*Set task*: Go through the listing and copy each line with the string "title".

________________________________________

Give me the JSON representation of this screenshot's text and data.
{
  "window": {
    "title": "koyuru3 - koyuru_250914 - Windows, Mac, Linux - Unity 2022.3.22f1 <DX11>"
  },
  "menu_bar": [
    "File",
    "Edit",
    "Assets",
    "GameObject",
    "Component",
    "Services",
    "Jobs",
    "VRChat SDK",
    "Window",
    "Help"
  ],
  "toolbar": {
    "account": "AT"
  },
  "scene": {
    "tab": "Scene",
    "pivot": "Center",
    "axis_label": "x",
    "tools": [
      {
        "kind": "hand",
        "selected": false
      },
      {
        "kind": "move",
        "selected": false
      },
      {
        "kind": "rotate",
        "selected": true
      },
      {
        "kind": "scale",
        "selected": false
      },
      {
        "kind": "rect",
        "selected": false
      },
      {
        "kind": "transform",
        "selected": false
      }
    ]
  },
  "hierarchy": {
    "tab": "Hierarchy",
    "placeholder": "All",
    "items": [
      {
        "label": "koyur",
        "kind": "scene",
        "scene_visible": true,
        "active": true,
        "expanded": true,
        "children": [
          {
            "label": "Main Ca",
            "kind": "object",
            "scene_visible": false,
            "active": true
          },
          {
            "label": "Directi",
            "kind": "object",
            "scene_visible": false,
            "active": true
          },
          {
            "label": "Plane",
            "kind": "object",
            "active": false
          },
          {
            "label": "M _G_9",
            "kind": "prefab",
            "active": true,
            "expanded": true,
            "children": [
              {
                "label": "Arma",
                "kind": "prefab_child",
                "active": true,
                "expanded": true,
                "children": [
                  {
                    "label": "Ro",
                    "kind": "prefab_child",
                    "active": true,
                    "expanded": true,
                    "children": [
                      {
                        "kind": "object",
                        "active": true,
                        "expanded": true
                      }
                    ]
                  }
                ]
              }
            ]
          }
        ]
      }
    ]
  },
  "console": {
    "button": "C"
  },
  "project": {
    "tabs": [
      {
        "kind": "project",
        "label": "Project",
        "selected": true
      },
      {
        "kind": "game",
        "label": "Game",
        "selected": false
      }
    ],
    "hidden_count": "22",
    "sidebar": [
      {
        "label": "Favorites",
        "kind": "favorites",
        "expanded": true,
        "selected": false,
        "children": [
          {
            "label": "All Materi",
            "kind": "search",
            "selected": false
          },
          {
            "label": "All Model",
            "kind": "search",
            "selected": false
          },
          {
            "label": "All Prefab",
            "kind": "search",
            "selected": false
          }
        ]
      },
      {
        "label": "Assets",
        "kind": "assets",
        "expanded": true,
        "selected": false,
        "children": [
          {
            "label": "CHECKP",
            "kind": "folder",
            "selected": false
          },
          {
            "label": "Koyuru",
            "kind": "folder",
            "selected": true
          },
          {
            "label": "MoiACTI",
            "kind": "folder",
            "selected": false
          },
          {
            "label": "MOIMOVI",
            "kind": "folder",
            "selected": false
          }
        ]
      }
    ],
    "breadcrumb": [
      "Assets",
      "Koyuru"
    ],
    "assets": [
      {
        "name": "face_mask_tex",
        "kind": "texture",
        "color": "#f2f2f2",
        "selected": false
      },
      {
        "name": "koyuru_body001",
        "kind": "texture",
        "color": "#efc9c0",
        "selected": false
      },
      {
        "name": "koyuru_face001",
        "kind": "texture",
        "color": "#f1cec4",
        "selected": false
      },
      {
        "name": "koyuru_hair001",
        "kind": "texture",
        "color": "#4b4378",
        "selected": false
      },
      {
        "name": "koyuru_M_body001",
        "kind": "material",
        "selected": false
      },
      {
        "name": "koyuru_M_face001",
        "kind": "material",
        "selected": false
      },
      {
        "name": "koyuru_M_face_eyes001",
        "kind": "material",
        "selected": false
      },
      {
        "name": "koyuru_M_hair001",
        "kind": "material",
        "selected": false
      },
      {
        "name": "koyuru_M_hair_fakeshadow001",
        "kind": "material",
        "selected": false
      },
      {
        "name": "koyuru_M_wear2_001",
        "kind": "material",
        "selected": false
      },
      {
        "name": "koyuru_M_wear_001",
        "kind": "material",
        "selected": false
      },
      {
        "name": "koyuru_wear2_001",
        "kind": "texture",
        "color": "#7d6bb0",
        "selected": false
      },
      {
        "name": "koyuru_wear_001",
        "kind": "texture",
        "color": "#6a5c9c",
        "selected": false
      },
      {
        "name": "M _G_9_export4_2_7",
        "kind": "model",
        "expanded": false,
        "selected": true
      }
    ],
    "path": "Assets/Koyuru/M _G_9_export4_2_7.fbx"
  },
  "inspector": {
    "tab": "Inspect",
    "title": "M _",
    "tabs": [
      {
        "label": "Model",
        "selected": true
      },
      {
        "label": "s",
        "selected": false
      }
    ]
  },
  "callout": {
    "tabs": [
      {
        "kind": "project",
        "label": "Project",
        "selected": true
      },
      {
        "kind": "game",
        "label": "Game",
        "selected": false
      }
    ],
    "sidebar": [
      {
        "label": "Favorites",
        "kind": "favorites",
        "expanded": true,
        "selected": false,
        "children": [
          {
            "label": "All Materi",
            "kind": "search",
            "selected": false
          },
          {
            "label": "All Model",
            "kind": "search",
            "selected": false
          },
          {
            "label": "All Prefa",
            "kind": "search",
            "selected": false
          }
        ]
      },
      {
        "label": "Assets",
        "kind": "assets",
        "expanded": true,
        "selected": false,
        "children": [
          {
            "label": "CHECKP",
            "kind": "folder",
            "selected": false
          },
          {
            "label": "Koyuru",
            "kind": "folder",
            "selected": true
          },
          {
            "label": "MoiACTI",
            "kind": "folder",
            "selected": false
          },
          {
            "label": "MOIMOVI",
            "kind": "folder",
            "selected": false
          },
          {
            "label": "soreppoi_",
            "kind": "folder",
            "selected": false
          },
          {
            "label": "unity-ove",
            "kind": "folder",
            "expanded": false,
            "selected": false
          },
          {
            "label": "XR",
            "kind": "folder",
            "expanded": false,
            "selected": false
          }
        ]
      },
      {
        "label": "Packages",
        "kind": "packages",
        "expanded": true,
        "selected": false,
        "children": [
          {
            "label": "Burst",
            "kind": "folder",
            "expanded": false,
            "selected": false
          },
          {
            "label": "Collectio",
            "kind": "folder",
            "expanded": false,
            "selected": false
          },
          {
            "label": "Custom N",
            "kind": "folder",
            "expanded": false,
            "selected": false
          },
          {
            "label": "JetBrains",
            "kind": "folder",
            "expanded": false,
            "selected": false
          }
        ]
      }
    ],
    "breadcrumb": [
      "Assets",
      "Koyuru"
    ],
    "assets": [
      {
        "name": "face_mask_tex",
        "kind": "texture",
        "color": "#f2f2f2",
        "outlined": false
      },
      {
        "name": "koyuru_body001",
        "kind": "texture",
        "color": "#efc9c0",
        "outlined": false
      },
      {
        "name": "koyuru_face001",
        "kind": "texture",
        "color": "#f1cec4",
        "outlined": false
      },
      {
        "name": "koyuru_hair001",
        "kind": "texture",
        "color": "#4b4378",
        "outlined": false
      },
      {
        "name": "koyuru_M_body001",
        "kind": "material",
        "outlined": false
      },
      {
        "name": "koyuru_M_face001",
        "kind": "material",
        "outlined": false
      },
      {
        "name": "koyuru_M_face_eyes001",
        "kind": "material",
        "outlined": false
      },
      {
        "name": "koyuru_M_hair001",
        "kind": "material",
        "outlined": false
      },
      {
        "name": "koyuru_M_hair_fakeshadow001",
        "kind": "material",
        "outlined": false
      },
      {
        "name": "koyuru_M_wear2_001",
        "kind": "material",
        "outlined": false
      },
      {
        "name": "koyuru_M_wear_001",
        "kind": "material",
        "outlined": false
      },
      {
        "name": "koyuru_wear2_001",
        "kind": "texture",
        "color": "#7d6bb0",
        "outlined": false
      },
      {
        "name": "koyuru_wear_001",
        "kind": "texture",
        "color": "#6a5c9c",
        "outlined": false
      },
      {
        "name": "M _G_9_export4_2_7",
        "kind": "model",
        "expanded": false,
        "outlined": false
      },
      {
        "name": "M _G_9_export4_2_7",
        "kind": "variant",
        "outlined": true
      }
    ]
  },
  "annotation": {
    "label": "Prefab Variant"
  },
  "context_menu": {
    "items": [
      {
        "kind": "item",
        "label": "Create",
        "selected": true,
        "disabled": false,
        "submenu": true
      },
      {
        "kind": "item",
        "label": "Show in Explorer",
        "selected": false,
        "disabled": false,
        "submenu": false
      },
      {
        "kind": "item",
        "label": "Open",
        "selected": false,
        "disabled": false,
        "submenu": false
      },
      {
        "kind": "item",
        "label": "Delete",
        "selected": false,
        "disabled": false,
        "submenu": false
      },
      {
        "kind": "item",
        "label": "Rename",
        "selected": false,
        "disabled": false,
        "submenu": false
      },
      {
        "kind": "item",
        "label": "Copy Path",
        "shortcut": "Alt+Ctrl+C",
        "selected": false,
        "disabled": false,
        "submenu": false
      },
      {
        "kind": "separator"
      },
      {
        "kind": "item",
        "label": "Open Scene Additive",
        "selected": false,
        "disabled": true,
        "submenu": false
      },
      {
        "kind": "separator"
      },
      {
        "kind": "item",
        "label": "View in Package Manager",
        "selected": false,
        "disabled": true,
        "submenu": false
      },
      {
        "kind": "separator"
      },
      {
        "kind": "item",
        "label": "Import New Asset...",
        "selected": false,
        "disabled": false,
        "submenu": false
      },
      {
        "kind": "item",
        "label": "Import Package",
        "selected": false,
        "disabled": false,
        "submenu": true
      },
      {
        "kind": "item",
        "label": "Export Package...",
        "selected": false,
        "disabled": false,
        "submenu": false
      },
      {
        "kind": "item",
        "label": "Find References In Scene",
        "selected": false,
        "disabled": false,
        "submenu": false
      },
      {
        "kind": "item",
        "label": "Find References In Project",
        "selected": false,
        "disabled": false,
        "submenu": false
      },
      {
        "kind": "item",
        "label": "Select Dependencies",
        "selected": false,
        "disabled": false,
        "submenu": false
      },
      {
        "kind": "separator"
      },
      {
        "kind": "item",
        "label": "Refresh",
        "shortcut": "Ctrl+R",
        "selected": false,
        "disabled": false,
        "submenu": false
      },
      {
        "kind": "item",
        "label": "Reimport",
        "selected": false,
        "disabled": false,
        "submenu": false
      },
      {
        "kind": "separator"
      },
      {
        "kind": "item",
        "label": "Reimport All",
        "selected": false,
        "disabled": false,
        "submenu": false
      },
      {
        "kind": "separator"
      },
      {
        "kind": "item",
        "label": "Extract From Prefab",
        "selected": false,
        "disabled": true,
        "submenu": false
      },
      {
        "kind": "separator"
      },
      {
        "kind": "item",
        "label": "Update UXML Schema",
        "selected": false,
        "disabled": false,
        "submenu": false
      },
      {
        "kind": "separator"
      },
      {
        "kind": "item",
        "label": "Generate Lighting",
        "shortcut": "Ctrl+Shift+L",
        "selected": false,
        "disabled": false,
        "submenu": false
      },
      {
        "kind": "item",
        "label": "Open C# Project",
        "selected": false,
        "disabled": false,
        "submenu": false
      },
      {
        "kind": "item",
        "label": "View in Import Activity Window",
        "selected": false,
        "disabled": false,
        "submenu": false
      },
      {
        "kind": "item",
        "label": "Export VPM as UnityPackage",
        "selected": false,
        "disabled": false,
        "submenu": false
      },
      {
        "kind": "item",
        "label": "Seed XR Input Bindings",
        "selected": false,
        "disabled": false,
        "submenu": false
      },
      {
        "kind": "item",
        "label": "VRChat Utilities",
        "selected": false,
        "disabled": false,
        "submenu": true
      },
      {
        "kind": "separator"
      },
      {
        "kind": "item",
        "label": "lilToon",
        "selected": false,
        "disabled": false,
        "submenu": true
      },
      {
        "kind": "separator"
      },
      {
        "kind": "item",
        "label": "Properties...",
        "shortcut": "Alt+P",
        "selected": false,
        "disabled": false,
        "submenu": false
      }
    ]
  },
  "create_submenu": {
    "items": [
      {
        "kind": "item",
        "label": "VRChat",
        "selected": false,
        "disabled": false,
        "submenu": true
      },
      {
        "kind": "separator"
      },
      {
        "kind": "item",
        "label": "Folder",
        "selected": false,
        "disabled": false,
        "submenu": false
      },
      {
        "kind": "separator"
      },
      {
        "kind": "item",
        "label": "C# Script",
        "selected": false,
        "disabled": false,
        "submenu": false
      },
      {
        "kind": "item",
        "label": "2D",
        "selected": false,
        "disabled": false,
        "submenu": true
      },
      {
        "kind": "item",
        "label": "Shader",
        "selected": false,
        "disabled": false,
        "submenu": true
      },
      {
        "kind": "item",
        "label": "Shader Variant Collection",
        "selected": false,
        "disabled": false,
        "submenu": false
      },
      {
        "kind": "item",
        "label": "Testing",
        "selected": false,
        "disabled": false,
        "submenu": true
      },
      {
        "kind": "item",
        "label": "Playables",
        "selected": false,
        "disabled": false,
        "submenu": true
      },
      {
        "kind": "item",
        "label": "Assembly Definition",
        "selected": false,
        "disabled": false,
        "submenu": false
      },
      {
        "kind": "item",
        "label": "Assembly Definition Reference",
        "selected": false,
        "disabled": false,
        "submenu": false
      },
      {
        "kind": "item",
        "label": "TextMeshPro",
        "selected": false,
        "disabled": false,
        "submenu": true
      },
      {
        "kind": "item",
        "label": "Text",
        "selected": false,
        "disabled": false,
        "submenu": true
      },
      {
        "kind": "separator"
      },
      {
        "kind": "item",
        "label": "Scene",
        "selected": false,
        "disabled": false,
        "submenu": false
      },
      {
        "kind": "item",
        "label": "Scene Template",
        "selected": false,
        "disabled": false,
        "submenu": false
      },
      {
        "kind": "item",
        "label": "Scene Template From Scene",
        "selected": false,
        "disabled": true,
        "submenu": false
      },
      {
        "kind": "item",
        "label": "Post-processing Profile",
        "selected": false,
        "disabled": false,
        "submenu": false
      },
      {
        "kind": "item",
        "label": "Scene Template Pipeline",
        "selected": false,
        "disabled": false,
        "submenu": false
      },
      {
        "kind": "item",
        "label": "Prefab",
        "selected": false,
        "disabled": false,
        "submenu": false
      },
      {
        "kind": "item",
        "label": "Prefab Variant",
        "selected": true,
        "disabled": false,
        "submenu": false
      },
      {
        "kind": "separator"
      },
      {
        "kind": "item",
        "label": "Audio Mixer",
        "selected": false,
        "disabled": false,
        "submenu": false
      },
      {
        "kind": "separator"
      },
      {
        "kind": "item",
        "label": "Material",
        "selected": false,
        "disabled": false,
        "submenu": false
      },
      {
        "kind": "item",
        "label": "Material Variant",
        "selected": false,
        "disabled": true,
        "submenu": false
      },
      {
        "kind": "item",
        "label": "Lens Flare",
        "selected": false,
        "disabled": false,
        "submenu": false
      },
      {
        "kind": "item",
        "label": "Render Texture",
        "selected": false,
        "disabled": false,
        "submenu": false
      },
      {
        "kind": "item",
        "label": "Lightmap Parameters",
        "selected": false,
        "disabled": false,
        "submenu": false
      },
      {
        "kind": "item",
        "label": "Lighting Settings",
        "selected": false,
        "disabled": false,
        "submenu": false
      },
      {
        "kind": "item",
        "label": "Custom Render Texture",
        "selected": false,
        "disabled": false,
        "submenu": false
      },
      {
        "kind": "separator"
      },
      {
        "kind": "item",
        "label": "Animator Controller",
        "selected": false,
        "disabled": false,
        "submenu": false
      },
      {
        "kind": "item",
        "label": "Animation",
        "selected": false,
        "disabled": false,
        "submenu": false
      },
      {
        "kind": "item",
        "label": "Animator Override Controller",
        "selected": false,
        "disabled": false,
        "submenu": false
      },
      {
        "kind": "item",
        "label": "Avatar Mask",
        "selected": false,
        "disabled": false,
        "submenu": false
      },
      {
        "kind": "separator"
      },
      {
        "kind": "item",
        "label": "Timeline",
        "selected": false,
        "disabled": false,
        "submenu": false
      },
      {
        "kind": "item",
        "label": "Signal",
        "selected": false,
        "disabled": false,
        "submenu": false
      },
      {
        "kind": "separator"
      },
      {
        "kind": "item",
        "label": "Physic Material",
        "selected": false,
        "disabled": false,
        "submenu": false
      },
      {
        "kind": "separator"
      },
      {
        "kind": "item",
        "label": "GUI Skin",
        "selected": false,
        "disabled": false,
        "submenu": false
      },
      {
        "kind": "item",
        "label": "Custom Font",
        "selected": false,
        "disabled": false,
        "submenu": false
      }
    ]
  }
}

________________________________________

*The reply*:
    "title": "koyuru3 - koyuru_250914 - Windows, Mac, Linux - Unity 2022.3.22f1 <DX11>"
    "title": "M _",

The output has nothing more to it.